- **Recorded data**
--- Start ---
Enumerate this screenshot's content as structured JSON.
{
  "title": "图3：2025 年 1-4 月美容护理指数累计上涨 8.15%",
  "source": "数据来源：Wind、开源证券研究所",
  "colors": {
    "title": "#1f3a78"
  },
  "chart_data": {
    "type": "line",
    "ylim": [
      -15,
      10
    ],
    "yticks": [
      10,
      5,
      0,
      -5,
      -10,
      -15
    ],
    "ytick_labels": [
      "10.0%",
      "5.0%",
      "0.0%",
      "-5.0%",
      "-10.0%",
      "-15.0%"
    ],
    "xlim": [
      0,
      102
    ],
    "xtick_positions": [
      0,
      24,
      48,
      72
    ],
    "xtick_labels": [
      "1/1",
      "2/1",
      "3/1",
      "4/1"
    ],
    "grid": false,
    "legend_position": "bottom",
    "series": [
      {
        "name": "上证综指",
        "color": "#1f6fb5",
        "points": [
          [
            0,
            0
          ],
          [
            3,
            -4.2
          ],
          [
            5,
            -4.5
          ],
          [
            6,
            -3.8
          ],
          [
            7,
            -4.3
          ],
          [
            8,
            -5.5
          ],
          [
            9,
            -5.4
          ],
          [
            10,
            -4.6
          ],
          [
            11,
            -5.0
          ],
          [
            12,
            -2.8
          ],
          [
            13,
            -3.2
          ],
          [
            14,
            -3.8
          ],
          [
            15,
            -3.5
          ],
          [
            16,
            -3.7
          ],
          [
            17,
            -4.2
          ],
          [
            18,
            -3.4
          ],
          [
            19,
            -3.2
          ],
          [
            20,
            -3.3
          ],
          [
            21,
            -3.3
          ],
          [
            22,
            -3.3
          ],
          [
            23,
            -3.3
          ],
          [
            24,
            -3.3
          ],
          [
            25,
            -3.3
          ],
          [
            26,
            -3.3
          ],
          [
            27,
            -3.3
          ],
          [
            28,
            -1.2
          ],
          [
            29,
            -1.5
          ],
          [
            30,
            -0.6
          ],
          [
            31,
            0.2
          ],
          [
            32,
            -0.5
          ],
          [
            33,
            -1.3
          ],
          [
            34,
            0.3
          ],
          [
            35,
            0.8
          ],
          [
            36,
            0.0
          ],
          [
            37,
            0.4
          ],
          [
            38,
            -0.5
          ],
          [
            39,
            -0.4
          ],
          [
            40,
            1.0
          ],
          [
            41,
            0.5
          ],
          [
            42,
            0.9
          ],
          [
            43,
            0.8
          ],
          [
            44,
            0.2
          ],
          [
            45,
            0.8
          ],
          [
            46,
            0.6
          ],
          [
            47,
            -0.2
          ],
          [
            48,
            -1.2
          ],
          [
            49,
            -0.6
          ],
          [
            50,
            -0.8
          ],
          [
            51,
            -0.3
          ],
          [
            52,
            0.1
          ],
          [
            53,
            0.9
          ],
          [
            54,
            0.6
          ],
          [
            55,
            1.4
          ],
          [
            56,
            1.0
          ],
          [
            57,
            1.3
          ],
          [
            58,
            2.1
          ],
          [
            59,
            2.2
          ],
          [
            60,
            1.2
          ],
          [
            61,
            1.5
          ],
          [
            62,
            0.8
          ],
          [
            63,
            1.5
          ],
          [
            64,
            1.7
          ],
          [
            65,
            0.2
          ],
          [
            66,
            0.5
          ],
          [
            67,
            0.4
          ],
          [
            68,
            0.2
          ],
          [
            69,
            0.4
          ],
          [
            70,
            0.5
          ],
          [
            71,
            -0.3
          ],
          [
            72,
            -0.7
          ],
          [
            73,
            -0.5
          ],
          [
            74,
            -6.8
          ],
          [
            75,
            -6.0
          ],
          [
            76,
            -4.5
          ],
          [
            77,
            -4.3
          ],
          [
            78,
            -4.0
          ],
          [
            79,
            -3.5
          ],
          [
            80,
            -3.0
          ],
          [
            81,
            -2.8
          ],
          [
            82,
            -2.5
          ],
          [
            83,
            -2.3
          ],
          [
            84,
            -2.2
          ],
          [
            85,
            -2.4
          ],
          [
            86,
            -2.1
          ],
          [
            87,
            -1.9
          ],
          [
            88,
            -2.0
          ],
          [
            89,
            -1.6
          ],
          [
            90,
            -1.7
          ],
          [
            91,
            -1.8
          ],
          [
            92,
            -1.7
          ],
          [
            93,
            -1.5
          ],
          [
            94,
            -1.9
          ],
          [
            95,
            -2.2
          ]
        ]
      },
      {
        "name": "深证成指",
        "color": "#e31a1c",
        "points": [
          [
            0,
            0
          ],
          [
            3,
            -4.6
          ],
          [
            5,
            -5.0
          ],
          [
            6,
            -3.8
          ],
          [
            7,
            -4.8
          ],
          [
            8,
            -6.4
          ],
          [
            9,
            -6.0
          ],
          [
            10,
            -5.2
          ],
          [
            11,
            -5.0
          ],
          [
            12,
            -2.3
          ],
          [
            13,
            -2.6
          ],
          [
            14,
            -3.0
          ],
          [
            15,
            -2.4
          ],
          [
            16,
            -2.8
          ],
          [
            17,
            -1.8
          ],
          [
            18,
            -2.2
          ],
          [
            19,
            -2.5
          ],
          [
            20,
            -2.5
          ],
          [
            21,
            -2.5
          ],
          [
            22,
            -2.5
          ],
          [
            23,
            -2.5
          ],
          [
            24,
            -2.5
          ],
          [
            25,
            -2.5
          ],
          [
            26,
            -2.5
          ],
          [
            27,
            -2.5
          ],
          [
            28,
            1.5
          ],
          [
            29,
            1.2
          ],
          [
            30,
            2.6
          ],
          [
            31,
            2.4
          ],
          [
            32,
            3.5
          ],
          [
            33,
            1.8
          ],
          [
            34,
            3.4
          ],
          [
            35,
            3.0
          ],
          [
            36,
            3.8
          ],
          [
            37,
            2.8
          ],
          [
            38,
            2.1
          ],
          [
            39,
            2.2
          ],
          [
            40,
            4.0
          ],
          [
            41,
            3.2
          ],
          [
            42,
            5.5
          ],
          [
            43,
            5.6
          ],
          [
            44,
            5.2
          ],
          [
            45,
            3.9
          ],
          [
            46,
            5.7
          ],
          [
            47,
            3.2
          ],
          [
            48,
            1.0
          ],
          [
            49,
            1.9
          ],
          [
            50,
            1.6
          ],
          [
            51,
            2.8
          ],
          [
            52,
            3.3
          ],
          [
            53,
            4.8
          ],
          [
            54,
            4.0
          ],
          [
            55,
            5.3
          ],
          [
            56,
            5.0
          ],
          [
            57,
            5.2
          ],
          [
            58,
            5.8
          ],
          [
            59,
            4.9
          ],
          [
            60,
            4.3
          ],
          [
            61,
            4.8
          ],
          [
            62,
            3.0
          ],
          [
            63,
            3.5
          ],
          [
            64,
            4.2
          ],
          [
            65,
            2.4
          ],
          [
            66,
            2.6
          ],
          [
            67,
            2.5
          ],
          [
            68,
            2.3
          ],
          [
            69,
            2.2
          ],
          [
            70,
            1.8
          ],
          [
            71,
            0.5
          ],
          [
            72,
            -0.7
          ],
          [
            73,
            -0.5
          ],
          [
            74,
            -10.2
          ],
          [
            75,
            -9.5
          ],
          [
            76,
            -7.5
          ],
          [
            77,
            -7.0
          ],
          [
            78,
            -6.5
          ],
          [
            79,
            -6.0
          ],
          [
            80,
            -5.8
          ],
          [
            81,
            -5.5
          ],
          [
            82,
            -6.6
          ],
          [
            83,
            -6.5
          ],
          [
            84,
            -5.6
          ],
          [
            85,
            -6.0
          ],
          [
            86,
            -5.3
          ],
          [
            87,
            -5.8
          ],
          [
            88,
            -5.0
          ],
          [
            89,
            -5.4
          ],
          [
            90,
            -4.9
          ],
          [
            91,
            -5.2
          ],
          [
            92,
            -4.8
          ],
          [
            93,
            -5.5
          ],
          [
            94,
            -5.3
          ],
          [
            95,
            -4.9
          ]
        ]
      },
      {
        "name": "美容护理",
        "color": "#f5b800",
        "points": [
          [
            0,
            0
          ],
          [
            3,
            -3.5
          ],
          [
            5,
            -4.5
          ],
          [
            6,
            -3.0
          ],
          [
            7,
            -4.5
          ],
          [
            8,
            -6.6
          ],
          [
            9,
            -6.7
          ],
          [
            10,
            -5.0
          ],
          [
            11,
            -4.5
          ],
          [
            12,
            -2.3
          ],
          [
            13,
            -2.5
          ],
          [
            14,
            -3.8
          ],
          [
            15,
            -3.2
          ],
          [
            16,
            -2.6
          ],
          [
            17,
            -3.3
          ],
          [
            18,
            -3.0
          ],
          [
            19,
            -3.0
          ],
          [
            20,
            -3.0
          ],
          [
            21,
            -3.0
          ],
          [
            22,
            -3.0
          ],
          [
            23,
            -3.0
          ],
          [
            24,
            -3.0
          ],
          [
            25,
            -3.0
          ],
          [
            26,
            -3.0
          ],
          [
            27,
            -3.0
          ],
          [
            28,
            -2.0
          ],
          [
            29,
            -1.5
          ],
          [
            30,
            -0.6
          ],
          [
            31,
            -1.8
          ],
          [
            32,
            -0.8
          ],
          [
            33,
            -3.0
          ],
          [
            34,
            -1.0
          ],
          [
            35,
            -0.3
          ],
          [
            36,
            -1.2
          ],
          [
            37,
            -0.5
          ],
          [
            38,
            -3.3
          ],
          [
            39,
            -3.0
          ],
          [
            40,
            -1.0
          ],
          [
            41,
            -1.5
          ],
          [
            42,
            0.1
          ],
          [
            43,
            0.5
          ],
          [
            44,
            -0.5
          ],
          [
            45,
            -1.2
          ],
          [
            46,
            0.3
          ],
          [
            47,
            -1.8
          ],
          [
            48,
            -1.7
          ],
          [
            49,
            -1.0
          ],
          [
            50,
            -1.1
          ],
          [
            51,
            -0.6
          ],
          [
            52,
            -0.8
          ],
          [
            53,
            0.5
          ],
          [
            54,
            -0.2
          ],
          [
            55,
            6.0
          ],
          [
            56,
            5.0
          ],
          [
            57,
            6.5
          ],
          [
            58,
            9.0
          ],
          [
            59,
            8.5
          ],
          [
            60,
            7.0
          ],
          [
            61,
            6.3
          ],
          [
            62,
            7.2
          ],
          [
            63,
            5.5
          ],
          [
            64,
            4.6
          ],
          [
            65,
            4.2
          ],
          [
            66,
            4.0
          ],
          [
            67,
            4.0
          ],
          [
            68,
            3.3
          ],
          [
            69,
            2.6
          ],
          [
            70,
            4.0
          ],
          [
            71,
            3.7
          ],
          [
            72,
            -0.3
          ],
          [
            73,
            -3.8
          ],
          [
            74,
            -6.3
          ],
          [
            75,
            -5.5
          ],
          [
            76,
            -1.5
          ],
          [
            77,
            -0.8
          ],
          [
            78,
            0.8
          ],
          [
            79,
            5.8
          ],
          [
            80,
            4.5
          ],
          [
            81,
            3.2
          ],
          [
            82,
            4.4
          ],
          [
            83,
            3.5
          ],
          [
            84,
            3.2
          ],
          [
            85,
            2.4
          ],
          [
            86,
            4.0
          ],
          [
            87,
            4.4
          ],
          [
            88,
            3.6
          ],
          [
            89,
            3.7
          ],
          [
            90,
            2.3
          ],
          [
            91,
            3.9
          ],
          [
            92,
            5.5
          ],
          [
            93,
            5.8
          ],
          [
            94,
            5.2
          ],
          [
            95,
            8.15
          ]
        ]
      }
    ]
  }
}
--- End ---
Identify which lines contain the word "title" and copy each one.

  "title": "图3：2025 年 1-4 月美容护理指数累计上涨 8.15%",
    "title": "#1f3a78"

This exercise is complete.